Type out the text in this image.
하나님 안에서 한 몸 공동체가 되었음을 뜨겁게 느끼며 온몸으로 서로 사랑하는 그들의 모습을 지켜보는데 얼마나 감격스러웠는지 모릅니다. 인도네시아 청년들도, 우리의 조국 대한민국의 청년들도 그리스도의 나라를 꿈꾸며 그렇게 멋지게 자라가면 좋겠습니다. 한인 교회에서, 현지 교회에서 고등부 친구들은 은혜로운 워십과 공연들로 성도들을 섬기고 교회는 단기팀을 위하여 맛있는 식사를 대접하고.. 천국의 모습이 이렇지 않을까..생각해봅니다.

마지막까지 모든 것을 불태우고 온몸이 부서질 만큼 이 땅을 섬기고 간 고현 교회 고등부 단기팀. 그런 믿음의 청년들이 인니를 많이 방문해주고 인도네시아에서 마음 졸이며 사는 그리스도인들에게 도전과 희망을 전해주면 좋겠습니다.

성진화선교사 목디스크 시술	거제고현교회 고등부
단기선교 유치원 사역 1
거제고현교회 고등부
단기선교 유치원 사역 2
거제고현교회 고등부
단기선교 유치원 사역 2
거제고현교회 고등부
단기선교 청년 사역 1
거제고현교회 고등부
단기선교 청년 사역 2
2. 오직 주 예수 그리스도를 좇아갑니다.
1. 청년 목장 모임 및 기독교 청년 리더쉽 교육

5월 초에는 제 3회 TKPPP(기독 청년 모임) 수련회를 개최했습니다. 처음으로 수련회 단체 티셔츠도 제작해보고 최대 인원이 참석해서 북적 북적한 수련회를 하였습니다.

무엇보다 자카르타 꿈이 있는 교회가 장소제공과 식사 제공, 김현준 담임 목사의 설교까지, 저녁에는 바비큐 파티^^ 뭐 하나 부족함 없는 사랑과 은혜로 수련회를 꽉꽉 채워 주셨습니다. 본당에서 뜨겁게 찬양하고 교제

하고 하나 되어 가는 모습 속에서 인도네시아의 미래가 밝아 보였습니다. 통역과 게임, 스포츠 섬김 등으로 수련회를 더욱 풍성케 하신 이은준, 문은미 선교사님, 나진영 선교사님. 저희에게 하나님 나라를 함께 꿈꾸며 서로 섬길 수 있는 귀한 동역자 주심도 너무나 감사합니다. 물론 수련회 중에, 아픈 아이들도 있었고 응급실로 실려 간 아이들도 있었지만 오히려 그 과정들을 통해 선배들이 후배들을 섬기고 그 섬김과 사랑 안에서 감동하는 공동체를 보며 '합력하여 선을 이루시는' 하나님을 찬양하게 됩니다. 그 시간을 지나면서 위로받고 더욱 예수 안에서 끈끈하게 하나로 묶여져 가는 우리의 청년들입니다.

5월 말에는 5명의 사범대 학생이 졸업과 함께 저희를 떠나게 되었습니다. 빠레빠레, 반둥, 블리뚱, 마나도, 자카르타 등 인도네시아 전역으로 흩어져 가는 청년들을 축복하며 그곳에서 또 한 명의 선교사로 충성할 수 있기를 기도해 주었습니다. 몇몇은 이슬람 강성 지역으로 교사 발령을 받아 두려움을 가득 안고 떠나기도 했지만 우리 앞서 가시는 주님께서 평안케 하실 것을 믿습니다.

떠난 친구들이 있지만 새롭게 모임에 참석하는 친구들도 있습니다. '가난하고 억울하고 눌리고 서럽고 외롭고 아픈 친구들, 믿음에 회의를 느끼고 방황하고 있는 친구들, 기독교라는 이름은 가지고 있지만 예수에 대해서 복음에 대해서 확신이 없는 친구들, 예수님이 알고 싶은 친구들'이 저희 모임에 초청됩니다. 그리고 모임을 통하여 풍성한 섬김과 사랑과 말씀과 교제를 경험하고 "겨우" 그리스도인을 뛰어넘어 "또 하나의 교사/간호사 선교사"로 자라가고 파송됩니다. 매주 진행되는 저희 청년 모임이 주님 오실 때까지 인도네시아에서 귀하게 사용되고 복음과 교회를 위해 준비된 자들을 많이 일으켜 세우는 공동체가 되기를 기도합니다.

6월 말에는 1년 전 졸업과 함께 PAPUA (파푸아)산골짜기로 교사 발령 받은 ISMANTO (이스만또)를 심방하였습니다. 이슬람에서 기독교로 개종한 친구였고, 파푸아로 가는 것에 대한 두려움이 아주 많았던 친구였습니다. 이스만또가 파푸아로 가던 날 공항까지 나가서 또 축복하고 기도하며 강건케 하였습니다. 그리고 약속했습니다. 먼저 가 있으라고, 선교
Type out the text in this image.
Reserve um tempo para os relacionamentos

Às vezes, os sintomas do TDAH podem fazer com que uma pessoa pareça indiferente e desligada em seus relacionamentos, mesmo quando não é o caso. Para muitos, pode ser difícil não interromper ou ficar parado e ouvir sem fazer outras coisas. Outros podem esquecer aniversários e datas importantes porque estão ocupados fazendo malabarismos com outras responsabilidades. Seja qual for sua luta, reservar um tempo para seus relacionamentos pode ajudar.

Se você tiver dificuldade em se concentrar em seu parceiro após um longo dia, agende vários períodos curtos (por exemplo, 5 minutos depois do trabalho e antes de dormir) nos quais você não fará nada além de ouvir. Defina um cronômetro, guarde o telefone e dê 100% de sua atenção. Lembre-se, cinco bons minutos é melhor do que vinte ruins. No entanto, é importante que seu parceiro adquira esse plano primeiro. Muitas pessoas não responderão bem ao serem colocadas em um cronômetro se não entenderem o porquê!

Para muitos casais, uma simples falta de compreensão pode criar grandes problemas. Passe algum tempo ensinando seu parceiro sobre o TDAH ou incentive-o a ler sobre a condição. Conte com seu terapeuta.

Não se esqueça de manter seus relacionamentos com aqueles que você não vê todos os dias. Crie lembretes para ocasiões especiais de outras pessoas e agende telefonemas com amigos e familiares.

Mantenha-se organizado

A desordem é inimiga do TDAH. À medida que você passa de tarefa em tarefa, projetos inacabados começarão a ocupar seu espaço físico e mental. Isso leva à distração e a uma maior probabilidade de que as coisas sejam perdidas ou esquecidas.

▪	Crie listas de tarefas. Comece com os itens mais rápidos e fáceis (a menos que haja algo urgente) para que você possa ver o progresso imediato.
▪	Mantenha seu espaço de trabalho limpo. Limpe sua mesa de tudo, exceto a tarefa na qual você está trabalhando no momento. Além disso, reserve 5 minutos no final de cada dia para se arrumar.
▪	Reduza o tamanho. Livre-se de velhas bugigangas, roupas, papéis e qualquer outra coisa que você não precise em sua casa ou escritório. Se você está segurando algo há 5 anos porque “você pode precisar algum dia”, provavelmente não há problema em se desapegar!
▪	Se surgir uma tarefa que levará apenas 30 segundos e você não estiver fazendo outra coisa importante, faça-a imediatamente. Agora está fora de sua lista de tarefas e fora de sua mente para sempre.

### The task
Without omitting anything, output the entries exactly.

### Written response
Type out the text in this image.
하나님 안에서 한 몸 공동체가 되었음을 뜨겁게 느끼며 온몸으로 서로 사랑하는 그들의 모습을 지켜보는데 얼마나 감격스러웠는지 모릅니다. 인도네시아 청년들도, 우리의 조국 대한민국의 청년들도 그리스도의 나라를 꿈꾸며 그렇게 멋지게 자라가면 좋겠습니다. 한인 교회에서, 현지 교회에서 고등부 친구들은 은혜로운 워십과 공연들로 성도들을 섬기고 교회는 단기팀을 위하여 맛있는 식사를 대접하고.. 천국의 모습이 이렇지 않을까..생각해봅니다.

마지막까지 모든 것을 불태우고 온몸이 부서질 만큼 이 땅을 섬기고 간 고현 교회 고등부 단기팀. 그런 믿음의 청년들이 인니를 많이 방문해주고 인도네시아에서 마음 졸이며 사는 그리스도인들에게 도전과 희망을 전해주면 좋겠습니다.

성진화선교사 목디스크 시술	거제고현교회 고등부
단기선교 유치원 사역 1
거제고현교회 고등부
단기선교 유치원 사역 2
거제고현교회 고등부
단기선교 유치원 사역 2
거제고현교회 고등부
단기선교 청년 사역 1
거제고현교회 고등부
단기선교 청년 사역 2
2. 오직 주 예수 그리스도를 좇아갑니다.
1. 청년 목장 모임 및 기독교 청년 리더쉽 교육

5월 초에는 제 3회 TKPPP(기독 청년 모임) 수련회를 개최했습니다. 처음으로 수련회 단체 티셔츠도 제작해보고 최대 인원이 참석해서 북적 북적한 수련회를 하였습니다.

무엇보다 자카르타 꿈이 있는 교회가 장소제공과 식사 제공, 김현준 담임 목사의 설교까지, 저녁에는 바비큐 파티^^ 뭐 하나 부족함 없는 사랑과 은혜로 수련회를 꽉꽉 채워 주셨습니다. 본당에서 뜨겁게 찬양하고 교제

하고 하나 되어 가는 모습 속에서 인도네시아의 미래가 밝아 보였습니다. 통역과 게임, 스포츠 섬김 등으로 수련회를 더욱 풍성케 하신 이은준, 문은미 선교사님, 나진영 선교사님. 저희에게 하나님 나라를 함께 꿈꾸며 서로 섬길 수 있는 귀한 동역자 주심도 너무나 감사합니다. 물론 수련회 중에, 아픈 아이들도 있었고 응급실로 실려 간 아이들도 있었지만 오히려 그 과정들을 통해 선배들이 후배들을 섬기고 그 섬김과 사랑 안에서 감동하는 공동체를 보며 '합력하여 선을 이루시는' 하나님을 찬양하게 됩니다. 그 시간을 지나면서 위로받고 더욱 예수 안에서 끈끈하게 하나로 묶여져 가는 우리의 청년들입니다.

5월 말에는 5명의 사범대 학생이 졸업과 함께 저희를 떠나게 되었습니다. 빠레빠레, 반둥, 블리뚱, 마나도, 자카르타 등 인도네시아 전역으로 흩어져 가는 청년들을 축복하며 그곳에서 또 한 명의 선교사로 충성할 수 있기를 기도해 주었습니다. 몇몇은 이슬람 강성 지역으로 교사 발령을 받아 두려움을 가득 안고 떠나기도 했지만 우리 앞서 가시는 주님께서 평안케 하실 것을 믿습니다.

떠난 친구들이 있지만 새롭게 모임에 참석하는 친구들도 있습니다. '가난하고 억울하고 눌리고 서럽고 외롭고 아픈 친구들, 믿음에 회의를 느끼고 방황하고 있는 친구들, 기독교라는 이름은 가지고 있지만 예수에 대해서 복음에 대해서 확신이 없는 친구들, 예수님이 알고 싶은 친구들'이 저희 모임에 초청됩니다. 그리고 모임을 통하여 풍성한 섬김과 사랑과 말씀과 교제를 경험하고 "겨우" 그리스도인을 뛰어넘어 "또 하나의 교사/간호사 선교사"로 자라가고 파송됩니다. 매주 진행되는 저희 청년 모임이 주님 오실 때까지 인도네시아에서 귀하게 사용되고 복음과 교회를 위해 준비된 자들을 많이 일으켜 세우는 공동체가 되기를 기도합니다.

6월 말에는 1년 전 졸업과 함께 PAPUA (파푸아)산골짜기로 교사 발령 받은 ISMANTO (이스만또)를 심방하였습니다. 이슬람에서 기독교로 개종한 친구였고, 파푸아로 가는 것에 대한 두려움이 아주 많았던 친구였습니다. 이스만또가 파푸아로 가던 날 공항까지 나가서 또 축복하고 기도하며 강건케 하였습니다. 그리고 약속했습니다. 먼저 가 있으라고, 선교
Type out the text in this image.
Reserve um tempo para os relacionamentos

Às vezes, os sintomas do TDAH podem fazer com que uma pessoa pareça indiferente e desligada em seus relacionamentos, mesmo quando não é o caso. Para muitos, pode ser difícil não interromper ou ficar parado e ouvir sem fazer outras coisas. Outros podem esquecer aniversários e datas importantes porque estão ocupados fazendo malabarismos com outras responsabilidades. Seja qual for sua luta, reservar um tempo para seus relacionamentos pode ajudar.

Se você tiver dificuldade em se concentrar em seu parceiro após um longo dia, agende vários períodos curtos (por exemplo, 5 minutos depois do trabalho e antes de dormir) nos quais você não fará nada além de ouvir. Defina um cronômetro, guarde o telefone e dê 100% de sua atenção. Lembre-se, cinco bons minutos é melhor do que vinte ruins. No entanto, é importante que seu parceiro adquira esse plano primeiro. Muitas pessoas não responderão bem ao serem colocadas em um cronômetro se não entenderem o porquê!

Para muitos casais, uma simples falta de compreensão pode criar grandes problemas. Passe algum tempo ensinando seu parceiro sobre o TDAH ou incentive-o a ler sobre a condição. Conte com seu terapeuta.

Não se esqueça de manter seus relacionamentos com aqueles que você não vê todos os dias. Crie lembretes para ocasiões especiais de outras pessoas e agende telefonemas com amigos e familiares.

Mantenha-se organizado

A desordem é inimiga do TDAH. À medida que você passa de tarefa em tarefa, projetos inacabados começarão a ocupar seu espaço físico e mental. Isso leva à distração e a uma maior probabilidade de que as coisas sejam perdidas ou esquecidas.

▪	Crie listas de tarefas. Comece com os itens mais rápidos e fáceis (a menos que haja algo urgente) para que você possa ver o progresso imediato.
▪	Mantenha seu espaço de trabalho limpo. Limpe sua mesa de tudo, exceto a tarefa na qual você está trabalhando no momento. Além disso, reserve 5 minutos no final de cada dia para se arrumar.
▪	Reduza o tamanho. Livre-se de velhas bugigangas, roupas, papéis e qualquer outra coisa que você não precise em sua casa ou escritório. Se você está segurando algo há 5 anos porque “você pode precisar algum dia”, provavelmente não há problema em se desapegar!
▪	Se surgir uma tarefa que levará apenas 30 segundos e você não estiver fazendo outra coisa importante, faça-a imediatamente. Agora está fora de sua lista de tarefas e fora de sua mente para sempre.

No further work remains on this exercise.